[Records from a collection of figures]

########################################

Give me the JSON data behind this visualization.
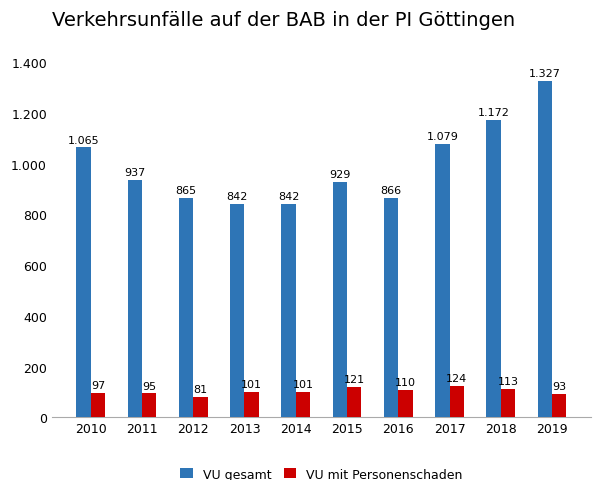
{
  "title": "Verkehrsunfälle auf der BAB in der PI Göttingen",
  "years": [
    2010,
    2011,
    2012,
    2013,
    2014,
    2015,
    2016,
    2017,
    2018,
    2019
  ],
  "vu_gesamt": [
    1065,
    937,
    865,
    842,
    842,
    929,
    866,
    1079,
    1172,
    1327
  ],
  "vu_personen": [
    97,
    95,
    81,
    101,
    101,
    121,
    110,
    124,
    113,
    93
  ],
  "color_blue": "#2e75b6",
  "color_red": "#cc0000",
  "legend_labels": [
    "VU gesamt",
    "VU mit Personenschaden"
  ],
  "ylim": [
    0,
    1480
  ],
  "yticks": [
    0,
    200,
    400,
    600,
    800,
    1000,
    1200,
    1400
  ],
  "bar_width": 0.28,
  "title_fontsize": 14,
  "label_fontsize": 8,
  "tick_fontsize": 9,
  "legend_fontsize": 9,
  "background_color": "#ffffff"
}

########################################

→ Task objective: Each entry above should be reproduced exactly, with the pictures removed.

→ Task output:
Give me the JSON data behind this visualization.
{
  "title": "Verkehrsunfälle auf der BAB in der PI Göttingen",
  "years": [
    2010,
    2011,
    2012,
    2013,
    2014,
    2015,
    2016,
    2017,
    2018,
    2019
  ],
  "vu_gesamt": [
    1065,
    937,
    865,
    842,
    842,
    929,
    866,
    1079,
    1172,
    1327
  ],
  "vu_personen": [
    97,
    95,
    81,
    101,
    101,
    121,
    110,
    124,
    113,
    93
  ],
  "color_blue": "#2e75b6",
  "color_red": "#cc0000",
  "legend_labels": [
    "VU gesamt",
    "VU mit Personenschaden"
  ],
  "ylim": [
    0,
    1480
  ],
  "yticks": [
    0,
    200,
    400,
    600,
    800,
    1000,
    1200,
    1400
  ],
  "bar_width": 0.28,
  "title_fontsize": 14,
  "label_fontsize": 8,
  "tick_fontsize": 9,
  "legend_fontsize": 9,
  "background_color": "#ffffff"
}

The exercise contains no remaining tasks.